* Data entries *
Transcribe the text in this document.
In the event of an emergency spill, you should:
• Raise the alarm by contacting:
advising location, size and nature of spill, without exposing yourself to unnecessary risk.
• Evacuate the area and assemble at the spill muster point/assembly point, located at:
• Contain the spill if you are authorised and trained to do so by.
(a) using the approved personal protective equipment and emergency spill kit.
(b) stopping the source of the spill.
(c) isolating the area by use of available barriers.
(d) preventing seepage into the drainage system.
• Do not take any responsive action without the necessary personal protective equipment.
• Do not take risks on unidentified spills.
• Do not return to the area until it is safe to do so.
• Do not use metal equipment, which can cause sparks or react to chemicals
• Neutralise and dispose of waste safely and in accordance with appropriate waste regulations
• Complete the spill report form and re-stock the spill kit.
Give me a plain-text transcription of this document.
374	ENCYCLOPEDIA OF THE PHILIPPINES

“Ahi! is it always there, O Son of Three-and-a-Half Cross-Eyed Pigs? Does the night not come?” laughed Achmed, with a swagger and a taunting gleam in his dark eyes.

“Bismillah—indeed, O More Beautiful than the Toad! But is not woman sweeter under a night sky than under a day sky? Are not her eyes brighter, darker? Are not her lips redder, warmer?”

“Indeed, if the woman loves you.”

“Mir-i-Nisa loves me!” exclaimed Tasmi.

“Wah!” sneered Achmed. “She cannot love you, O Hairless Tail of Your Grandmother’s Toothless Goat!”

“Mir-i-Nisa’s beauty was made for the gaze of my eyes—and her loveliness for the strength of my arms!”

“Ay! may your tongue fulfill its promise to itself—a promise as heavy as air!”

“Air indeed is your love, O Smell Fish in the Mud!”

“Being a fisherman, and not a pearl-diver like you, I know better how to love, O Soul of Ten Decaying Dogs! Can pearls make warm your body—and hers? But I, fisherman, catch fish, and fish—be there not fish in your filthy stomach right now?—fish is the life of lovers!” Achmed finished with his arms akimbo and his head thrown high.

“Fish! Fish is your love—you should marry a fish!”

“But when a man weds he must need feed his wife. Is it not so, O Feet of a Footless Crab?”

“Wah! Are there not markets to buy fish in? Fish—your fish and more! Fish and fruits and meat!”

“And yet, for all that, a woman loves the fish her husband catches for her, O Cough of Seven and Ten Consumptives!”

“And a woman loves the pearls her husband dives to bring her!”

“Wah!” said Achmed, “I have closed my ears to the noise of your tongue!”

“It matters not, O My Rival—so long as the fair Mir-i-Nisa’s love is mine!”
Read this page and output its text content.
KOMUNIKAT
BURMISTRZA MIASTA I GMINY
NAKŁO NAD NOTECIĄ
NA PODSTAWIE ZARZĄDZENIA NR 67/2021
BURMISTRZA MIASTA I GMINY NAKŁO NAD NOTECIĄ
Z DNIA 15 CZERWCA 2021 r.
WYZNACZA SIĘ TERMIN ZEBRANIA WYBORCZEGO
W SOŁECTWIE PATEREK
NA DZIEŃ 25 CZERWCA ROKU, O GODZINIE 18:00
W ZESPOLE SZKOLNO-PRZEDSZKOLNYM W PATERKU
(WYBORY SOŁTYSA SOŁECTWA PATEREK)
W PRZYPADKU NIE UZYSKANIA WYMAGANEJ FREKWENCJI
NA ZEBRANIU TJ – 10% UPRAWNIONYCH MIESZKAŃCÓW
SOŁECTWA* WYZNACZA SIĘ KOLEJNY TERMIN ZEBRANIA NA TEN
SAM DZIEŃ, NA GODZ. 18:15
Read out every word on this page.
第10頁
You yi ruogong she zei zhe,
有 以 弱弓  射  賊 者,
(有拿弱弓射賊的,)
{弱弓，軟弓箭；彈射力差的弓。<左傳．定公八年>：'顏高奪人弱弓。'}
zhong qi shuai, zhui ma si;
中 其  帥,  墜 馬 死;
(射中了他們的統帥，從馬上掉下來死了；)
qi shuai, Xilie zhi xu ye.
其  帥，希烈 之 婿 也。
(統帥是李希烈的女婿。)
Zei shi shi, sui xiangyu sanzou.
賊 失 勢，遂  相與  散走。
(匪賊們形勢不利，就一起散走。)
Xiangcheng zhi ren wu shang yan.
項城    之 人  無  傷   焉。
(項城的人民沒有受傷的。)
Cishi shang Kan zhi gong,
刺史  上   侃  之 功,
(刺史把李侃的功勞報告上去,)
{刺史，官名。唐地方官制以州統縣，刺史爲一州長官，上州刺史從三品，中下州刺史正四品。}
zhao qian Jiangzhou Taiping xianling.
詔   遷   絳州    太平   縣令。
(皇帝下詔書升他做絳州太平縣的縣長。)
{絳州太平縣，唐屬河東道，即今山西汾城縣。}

* Problem details *
Track down every line of the material containing the string "loves", and copy it.

* Expected answer *
“Indeed, if the woman loves you.”
“Mir-i-Nisa loves me!” exclaimed Tasmi.
“And yet, for all that, a woman loves the fish her husband catches for her, O Cough of Seven and Ten Consumptives!”
“And a woman loves the pearls her husband dives to bring her!”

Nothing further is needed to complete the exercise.